Find the string "Auszahlung" and gather every line that holds it.

========================================

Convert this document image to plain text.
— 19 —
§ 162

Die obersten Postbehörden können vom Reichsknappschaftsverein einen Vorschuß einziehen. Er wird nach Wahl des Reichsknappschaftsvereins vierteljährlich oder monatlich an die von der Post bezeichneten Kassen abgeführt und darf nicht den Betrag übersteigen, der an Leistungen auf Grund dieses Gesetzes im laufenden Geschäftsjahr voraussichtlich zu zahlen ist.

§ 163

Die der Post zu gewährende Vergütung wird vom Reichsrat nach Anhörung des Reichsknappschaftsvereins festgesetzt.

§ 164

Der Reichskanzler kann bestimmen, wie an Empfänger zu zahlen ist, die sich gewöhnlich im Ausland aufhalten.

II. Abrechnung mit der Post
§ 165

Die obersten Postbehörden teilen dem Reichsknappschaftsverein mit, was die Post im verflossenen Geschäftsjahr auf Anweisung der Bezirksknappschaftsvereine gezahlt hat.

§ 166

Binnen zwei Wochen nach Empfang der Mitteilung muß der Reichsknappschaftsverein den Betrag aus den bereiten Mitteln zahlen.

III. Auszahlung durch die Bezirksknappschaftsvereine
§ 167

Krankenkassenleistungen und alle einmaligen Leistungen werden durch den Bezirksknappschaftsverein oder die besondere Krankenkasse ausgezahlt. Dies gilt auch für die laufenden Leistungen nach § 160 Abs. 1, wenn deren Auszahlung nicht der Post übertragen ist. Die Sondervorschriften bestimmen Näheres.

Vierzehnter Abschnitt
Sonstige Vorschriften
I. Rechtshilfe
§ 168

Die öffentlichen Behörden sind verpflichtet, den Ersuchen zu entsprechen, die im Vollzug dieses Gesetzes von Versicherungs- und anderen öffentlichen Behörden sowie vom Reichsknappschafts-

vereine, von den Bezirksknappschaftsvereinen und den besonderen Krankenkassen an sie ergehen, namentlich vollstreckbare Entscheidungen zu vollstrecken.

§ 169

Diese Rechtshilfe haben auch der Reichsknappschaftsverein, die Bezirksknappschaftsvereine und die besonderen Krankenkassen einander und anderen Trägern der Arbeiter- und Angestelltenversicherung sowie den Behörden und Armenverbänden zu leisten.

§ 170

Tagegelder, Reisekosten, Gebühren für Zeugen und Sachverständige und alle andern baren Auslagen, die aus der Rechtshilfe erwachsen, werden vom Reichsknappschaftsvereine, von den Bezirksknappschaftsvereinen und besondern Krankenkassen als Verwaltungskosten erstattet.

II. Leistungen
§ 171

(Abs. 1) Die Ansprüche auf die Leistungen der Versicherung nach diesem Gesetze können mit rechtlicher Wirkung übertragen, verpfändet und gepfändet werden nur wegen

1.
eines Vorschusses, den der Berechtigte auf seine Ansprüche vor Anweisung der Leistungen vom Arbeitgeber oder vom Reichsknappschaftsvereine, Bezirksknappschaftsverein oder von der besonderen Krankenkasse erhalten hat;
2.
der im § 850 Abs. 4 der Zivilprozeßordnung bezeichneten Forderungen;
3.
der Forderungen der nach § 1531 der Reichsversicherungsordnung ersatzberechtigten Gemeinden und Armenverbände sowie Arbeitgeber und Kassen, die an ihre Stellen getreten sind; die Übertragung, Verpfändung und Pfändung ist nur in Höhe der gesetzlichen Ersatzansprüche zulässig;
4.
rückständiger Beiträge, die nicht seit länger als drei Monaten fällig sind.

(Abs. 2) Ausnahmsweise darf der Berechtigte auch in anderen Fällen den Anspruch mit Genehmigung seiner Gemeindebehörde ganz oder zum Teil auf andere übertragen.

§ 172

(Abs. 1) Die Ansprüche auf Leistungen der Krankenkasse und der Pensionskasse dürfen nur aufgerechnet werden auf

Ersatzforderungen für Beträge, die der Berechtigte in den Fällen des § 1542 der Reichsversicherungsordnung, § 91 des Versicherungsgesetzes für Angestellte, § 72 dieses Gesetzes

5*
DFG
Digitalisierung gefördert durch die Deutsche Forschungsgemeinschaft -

========================================

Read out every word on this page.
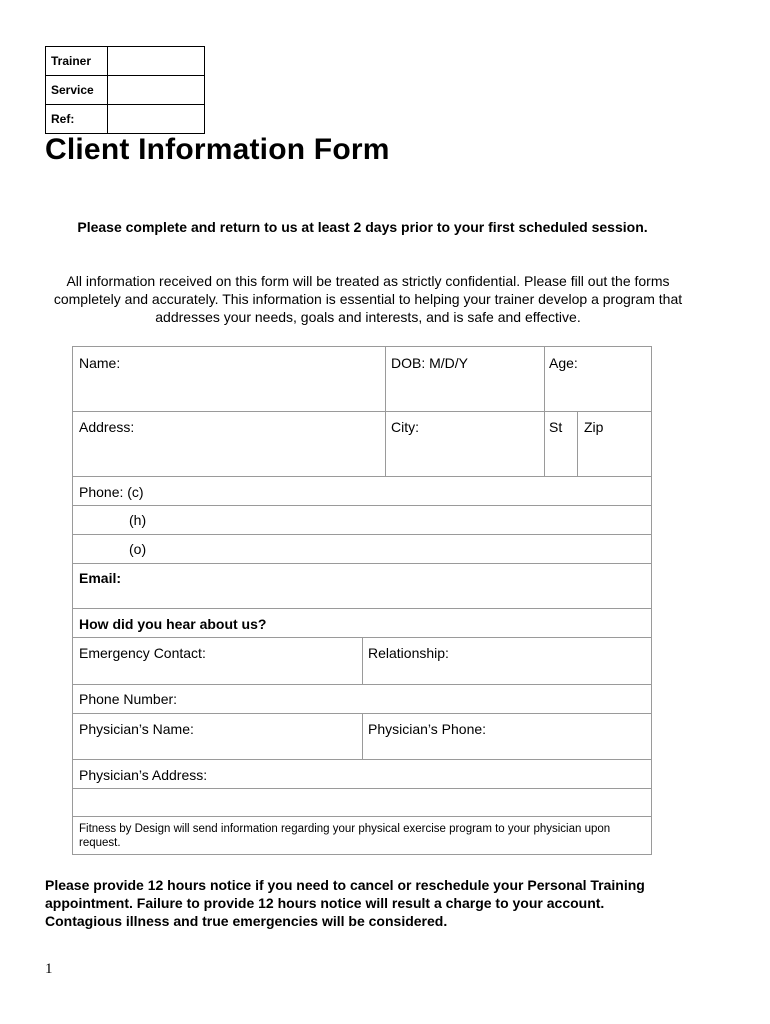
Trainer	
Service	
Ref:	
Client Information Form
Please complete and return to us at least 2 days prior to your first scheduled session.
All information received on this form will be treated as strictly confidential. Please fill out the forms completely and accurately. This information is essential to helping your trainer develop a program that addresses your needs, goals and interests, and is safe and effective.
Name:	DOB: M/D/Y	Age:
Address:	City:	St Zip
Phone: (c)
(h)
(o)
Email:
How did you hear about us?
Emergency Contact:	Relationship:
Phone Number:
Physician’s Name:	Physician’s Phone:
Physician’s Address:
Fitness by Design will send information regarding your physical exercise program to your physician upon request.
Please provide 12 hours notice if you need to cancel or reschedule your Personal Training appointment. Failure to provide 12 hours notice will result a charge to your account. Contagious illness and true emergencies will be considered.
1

========================================

**Answer to this problem**
III. Auszahlung durch die Bezirksknappschaftsvereine
Krankenkassenleistungen und alle einmaligen Leistungen werden durch den Bezirksknappschaftsverein oder die besondere Krankenkasse ausgezahlt. Dies gilt auch für die laufenden Leistungen nach § 160 Abs. 1, wenn deren Auszahlung nicht der Post übertragen ist. Die Sondervorschriften bestimmen Näheres.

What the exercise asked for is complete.